**RECORD LIST**
──────────

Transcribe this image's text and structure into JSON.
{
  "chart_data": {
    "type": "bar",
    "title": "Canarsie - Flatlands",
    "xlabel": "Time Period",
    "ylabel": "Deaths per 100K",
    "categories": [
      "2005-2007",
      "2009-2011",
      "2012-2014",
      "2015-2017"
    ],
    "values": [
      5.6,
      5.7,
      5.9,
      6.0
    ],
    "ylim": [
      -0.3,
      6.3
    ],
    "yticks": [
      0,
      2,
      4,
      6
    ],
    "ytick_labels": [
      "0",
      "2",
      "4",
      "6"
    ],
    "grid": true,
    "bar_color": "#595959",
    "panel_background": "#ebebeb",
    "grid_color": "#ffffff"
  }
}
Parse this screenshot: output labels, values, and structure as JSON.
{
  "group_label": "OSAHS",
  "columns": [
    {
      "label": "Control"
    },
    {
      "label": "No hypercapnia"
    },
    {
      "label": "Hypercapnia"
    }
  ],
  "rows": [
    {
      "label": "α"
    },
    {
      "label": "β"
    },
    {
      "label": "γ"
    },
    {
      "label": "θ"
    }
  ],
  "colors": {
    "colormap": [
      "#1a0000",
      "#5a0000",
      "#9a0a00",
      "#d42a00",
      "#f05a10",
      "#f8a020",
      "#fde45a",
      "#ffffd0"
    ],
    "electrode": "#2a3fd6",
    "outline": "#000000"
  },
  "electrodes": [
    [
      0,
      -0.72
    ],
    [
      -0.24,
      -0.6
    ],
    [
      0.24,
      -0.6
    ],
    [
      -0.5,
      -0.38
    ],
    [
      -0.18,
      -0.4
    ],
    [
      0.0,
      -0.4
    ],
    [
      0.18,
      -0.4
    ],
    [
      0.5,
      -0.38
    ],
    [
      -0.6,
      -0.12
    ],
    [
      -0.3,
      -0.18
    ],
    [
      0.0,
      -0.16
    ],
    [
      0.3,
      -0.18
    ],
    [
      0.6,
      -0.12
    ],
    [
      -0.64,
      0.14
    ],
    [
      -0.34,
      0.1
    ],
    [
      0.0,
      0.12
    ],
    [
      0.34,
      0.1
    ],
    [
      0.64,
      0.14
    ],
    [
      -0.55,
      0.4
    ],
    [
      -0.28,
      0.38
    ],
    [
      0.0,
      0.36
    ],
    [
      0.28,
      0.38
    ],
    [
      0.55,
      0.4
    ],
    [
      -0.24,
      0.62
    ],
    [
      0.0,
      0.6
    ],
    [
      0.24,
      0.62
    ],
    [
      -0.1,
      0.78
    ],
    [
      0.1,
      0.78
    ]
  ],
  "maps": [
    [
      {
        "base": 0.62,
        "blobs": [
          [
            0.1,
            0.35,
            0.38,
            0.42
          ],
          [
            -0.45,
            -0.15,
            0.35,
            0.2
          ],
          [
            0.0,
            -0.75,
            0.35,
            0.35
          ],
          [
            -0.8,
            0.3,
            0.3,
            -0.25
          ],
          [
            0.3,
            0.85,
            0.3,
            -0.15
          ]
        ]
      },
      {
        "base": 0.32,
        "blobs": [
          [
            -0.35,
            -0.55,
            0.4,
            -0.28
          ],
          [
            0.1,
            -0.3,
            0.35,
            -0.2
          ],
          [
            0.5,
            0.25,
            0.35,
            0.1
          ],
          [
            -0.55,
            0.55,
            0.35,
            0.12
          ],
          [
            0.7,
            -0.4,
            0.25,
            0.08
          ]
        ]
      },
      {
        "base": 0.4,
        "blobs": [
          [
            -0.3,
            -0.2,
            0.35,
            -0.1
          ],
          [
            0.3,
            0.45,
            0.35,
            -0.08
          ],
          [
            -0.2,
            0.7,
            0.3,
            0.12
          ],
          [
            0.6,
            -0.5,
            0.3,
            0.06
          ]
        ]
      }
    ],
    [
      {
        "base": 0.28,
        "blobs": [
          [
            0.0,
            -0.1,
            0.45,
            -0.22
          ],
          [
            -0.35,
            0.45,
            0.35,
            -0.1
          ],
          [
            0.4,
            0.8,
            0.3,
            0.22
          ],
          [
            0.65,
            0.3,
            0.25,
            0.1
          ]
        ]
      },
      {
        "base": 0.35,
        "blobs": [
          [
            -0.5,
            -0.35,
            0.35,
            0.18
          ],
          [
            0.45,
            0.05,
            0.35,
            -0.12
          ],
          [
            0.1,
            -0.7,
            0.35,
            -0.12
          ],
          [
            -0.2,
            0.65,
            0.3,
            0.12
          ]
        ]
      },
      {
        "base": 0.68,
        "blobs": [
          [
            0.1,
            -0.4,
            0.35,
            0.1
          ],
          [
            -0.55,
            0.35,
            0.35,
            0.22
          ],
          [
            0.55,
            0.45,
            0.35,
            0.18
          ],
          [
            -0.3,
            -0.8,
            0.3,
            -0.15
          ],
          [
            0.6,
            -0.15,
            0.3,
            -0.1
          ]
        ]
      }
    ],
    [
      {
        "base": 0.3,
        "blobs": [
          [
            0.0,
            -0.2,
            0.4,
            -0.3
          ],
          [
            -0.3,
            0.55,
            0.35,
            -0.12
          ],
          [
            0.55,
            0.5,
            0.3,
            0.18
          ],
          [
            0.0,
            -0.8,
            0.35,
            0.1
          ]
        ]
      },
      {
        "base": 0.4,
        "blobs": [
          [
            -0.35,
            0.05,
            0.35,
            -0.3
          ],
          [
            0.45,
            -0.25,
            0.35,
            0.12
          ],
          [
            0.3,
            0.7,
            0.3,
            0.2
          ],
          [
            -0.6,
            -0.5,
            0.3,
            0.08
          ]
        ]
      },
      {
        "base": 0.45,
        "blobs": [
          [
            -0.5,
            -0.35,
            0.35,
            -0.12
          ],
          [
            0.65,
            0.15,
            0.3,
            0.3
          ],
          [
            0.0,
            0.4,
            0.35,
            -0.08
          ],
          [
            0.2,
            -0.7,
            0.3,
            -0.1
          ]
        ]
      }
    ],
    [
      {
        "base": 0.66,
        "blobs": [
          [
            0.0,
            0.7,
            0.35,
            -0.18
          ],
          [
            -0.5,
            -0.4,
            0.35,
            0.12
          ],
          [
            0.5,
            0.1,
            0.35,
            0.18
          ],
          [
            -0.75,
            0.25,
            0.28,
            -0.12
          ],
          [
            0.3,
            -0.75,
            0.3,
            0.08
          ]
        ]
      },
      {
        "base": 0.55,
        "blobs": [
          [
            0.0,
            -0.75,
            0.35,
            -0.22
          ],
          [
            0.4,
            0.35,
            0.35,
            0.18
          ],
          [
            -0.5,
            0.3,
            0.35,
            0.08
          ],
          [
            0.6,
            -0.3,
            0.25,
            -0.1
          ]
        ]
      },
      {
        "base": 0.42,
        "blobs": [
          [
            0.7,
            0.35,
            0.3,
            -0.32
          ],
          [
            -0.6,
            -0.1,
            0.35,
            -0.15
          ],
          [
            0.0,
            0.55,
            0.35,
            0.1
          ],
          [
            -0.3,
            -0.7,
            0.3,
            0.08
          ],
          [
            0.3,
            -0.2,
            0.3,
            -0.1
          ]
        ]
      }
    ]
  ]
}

──────────

**REQUIREMENTS**
Return every line above in which the string "JSON" occurs.

**REPLY TO THE TASK**
Transcribe this image's text and structure into JSON.
Parse this screenshot: output labels, values, and structure as JSON.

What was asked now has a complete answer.